**GIVEN PROBLEM:** Your answer must consist solely of the number of lines that contain the word "name".

───── LISTED ENTRIES ─────

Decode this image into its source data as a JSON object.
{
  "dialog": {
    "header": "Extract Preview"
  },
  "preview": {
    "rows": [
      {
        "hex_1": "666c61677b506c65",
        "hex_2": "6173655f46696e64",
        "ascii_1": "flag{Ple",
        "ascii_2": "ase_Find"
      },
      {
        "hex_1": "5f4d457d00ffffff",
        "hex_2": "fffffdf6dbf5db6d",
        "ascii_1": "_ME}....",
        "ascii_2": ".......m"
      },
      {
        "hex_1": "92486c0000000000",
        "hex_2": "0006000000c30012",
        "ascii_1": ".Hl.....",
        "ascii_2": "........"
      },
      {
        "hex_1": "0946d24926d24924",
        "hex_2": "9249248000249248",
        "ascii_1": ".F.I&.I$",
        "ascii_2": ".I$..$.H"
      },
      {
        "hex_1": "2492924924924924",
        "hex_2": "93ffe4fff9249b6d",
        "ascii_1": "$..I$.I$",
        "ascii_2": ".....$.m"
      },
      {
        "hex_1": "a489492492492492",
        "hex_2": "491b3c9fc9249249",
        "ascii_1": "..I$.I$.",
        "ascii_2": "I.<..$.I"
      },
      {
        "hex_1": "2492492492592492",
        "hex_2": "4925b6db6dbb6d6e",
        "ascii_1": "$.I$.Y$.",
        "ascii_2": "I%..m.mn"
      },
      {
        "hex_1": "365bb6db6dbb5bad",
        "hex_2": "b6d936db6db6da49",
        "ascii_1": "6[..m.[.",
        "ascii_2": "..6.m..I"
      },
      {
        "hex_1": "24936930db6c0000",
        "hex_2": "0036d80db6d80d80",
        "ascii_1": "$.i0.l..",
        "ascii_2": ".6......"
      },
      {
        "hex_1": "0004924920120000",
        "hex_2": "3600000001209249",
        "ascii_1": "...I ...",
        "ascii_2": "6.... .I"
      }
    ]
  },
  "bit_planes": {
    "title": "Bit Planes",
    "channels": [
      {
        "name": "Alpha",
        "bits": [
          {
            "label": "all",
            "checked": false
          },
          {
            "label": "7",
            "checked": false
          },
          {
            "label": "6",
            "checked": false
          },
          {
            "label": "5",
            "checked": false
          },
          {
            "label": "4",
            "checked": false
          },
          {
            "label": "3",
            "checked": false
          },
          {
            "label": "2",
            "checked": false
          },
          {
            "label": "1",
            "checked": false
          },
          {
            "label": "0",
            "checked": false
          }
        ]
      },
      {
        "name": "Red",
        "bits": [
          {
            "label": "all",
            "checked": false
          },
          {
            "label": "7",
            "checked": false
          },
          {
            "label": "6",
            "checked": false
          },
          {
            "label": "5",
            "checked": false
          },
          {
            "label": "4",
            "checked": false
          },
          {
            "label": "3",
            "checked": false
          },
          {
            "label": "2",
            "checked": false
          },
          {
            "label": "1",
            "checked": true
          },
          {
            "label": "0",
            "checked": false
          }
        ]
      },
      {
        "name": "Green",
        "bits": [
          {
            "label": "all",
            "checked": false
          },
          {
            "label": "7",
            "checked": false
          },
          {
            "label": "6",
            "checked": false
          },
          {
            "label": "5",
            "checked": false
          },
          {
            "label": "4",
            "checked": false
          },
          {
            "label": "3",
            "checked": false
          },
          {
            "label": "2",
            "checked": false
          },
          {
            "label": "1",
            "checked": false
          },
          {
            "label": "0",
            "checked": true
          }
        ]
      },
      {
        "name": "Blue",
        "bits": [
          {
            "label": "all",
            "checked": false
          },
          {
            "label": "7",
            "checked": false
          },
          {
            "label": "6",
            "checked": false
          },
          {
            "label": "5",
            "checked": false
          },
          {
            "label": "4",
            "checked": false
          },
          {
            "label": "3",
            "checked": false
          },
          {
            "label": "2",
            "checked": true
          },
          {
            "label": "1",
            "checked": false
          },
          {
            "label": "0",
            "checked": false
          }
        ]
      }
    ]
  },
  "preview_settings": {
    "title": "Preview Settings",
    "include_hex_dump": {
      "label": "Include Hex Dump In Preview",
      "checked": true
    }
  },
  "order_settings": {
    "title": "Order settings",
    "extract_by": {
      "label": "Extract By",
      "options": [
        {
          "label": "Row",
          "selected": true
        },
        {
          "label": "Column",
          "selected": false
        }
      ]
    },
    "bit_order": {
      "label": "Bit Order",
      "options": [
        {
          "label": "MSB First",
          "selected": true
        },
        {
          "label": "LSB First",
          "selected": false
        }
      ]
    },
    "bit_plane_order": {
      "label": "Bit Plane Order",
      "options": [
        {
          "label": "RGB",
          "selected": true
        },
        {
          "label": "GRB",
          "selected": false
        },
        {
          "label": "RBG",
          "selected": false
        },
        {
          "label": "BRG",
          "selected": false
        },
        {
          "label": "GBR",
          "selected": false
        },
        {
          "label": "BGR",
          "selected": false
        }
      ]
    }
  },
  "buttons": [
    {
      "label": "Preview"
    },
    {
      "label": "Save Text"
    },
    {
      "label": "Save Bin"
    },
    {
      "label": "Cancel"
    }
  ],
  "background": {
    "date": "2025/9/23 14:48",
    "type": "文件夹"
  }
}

─────

**IN RESPONSE:** 4